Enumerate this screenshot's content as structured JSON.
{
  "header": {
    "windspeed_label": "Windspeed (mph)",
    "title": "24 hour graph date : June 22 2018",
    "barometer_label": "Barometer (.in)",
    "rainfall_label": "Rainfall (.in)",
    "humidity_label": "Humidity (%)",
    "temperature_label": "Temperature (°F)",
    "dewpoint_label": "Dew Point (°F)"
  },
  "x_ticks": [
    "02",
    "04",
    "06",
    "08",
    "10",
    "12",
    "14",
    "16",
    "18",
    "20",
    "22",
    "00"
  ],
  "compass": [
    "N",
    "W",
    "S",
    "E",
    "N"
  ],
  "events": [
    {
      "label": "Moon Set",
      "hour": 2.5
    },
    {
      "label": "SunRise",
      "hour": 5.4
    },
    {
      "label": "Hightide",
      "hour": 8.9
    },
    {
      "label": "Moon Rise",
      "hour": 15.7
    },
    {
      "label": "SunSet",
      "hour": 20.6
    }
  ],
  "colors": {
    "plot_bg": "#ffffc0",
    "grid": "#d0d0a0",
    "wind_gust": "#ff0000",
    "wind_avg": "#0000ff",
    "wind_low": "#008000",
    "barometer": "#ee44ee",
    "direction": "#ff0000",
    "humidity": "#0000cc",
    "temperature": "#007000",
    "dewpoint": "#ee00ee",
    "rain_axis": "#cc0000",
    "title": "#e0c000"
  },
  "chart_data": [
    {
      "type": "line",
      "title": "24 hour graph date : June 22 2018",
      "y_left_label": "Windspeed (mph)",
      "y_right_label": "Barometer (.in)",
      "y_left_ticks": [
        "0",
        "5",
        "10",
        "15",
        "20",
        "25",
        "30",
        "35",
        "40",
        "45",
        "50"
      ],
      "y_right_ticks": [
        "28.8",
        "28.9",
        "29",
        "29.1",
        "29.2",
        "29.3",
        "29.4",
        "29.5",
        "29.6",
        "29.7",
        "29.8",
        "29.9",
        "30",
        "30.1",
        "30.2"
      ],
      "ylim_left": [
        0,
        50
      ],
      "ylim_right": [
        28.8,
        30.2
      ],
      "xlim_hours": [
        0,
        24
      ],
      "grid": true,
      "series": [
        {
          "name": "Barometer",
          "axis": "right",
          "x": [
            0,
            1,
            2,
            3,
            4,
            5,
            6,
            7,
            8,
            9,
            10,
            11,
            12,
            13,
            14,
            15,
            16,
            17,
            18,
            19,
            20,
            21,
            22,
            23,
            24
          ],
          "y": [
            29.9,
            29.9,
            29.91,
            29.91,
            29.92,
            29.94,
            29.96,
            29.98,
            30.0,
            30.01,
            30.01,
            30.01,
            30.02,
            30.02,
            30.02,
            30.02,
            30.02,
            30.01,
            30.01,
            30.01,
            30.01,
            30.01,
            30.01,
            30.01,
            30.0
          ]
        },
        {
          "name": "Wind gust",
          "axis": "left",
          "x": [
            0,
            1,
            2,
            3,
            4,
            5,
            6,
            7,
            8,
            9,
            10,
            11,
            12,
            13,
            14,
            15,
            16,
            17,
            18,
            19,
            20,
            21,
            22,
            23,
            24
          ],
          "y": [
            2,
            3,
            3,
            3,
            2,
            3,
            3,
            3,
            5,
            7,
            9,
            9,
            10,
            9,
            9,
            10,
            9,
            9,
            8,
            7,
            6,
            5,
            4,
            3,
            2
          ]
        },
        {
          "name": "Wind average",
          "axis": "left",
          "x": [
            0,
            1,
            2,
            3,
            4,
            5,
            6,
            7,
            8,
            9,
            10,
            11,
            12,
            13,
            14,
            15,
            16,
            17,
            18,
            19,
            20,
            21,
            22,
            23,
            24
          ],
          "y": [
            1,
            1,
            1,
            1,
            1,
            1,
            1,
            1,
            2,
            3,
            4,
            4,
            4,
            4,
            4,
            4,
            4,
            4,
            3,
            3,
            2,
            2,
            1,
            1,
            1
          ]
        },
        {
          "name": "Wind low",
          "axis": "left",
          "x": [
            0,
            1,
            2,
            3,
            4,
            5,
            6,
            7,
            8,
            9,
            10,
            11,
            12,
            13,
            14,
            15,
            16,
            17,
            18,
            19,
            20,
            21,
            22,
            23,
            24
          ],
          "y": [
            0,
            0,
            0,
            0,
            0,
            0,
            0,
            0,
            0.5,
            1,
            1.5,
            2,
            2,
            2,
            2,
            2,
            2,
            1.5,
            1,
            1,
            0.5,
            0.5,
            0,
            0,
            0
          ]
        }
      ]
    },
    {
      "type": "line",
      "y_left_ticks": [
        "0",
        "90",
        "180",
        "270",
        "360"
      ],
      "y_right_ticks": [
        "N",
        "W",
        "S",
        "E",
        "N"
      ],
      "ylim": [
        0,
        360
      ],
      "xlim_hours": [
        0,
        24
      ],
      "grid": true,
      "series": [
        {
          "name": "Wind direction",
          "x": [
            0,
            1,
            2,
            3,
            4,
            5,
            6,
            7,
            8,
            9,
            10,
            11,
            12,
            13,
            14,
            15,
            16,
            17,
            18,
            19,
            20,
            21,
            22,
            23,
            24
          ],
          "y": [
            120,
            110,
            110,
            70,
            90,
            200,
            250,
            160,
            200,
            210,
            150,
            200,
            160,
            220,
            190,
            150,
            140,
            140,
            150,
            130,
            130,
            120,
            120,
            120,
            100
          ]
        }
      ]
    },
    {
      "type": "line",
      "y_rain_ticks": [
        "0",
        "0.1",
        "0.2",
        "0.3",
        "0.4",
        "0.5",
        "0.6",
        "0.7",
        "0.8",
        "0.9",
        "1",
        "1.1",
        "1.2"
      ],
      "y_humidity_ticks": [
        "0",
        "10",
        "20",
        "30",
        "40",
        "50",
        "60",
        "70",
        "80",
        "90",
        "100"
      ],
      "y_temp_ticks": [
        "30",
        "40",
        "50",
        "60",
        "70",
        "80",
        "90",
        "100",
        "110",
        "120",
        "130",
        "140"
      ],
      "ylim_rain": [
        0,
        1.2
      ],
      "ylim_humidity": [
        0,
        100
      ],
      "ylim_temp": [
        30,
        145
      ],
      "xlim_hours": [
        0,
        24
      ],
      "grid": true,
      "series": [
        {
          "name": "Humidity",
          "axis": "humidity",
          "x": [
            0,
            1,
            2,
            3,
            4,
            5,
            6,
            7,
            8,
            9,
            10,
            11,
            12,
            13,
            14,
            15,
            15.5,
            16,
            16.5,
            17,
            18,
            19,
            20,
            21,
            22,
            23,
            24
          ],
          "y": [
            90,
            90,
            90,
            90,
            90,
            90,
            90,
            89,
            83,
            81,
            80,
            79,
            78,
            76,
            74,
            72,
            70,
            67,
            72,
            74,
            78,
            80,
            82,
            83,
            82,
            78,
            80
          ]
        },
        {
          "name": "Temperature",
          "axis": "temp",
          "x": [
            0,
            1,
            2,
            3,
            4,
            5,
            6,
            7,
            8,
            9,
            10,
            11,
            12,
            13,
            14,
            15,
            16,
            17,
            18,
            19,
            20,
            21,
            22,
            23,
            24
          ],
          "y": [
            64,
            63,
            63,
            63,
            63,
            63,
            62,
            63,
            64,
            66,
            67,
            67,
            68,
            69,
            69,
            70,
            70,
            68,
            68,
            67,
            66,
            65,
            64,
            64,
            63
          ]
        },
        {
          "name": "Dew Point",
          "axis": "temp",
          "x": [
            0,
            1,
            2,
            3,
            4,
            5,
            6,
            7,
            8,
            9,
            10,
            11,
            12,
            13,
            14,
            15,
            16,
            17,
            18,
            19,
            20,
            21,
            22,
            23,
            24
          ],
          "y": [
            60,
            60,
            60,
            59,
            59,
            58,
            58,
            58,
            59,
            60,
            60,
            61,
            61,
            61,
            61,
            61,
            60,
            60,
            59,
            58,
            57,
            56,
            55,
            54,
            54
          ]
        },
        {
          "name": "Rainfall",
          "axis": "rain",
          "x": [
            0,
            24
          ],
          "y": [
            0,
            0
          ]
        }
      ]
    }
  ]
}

| To do |
Find the word "graph" in the data and copy out each line where it turns up.

| Written solution |
    "title": "24 hour graph date : June 22 2018",
      "title": "24 hour graph date : June 22 2018",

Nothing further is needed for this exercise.